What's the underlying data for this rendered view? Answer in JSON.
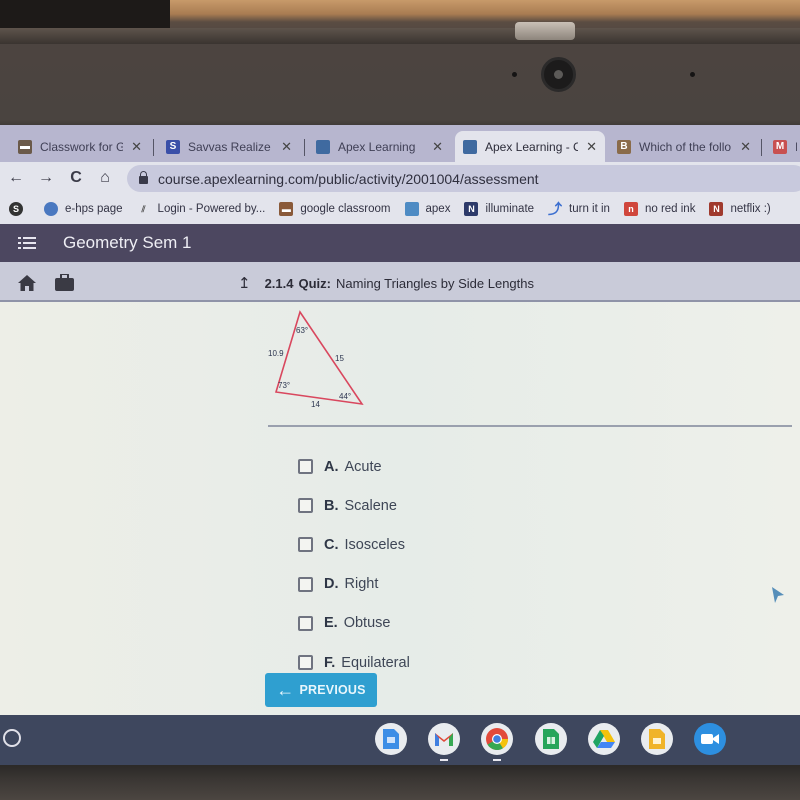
{
  "browser": {
    "tabs": [
      {
        "title": "Classwork for Geo",
        "favicon": "classroom-icon",
        "color": "#6b5a4a",
        "active": false
      },
      {
        "title": "Savvas Realize",
        "favicon": "savvas-icon",
        "color": "#3a4fa8",
        "active": false
      },
      {
        "title": "Apex Learning",
        "favicon": "apex-icon",
        "color": "#3f6aa0",
        "active": false
      },
      {
        "title": "Apex Learning - Co",
        "favicon": "apex-icon",
        "color": "#3f6aa0",
        "active": true
      },
      {
        "title": "Which of the follo",
        "favicon": "brainly-icon",
        "color": "#8a6b4a",
        "active": false
      },
      {
        "title": "In",
        "favicon": "gmail-icon",
        "color": "#c85050",
        "active": false
      }
    ],
    "close_glyph": "✕",
    "nav": {
      "back": "←",
      "forward": "→",
      "reload": "C",
      "home": "⌂"
    },
    "url": "course.apexlearning.com/public/activity/2001004/assessment",
    "bookmarks": [
      {
        "label": "",
        "icon": "apps-icon"
      },
      {
        "label": "e-hps page",
        "icon": "globe-icon"
      },
      {
        "label": "Login - Powered by...",
        "icon": "login-icon"
      },
      {
        "label": "google classroom",
        "icon": "classroom-icon"
      },
      {
        "label": "apex",
        "icon": "apex-icon"
      },
      {
        "label": "illuminate",
        "icon": "illuminate-icon"
      },
      {
        "label": "turn it in",
        "icon": "turnitin-icon"
      },
      {
        "label": "no red ink",
        "icon": "noredink-icon"
      },
      {
        "label": "netflix :)",
        "icon": "netflix-icon"
      }
    ]
  },
  "app": {
    "course_title": "Geometry Sem 1",
    "quiz_number": "2.1.4",
    "quiz_label": "Quiz:",
    "quiz_name": "Naming Triangles by Side Lengths"
  },
  "triangle": {
    "sides": {
      "left": "10.9",
      "right": "15",
      "bottom": "14"
    },
    "angles": {
      "top": "63°",
      "bottom_left": "73°",
      "bottom_right": "44°"
    },
    "stroke_color": "#d9475e"
  },
  "options": [
    {
      "letter": "A.",
      "text": "Acute",
      "checked": false
    },
    {
      "letter": "B.",
      "text": "Scalene",
      "checked": false
    },
    {
      "letter": "C.",
      "text": "Isosceles",
      "checked": false
    },
    {
      "letter": "D.",
      "text": "Right",
      "checked": false
    },
    {
      "letter": "E.",
      "text": "Obtuse",
      "checked": false
    },
    {
      "letter": "F.",
      "text": "Equilateral",
      "checked": false
    }
  ],
  "buttons": {
    "previous": "PREVIOUS",
    "previous_arrow": "←"
  },
  "shelf": {
    "apps": [
      "docs-icon",
      "gmail-icon",
      "chrome-icon",
      "sheets-icon",
      "drive-icon",
      "slides-icon",
      "meet-icon"
    ]
  },
  "colors": {
    "accent": "#2f9fd0",
    "header": "#4c4760",
    "subheader": "#c9cbd9"
  }
}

▶ _WHAT THE TASK ASKS_:
Using the records above, say how many lines include the string "classroom". Only the number is wanted.

▶ _FINISHED TASK_:
3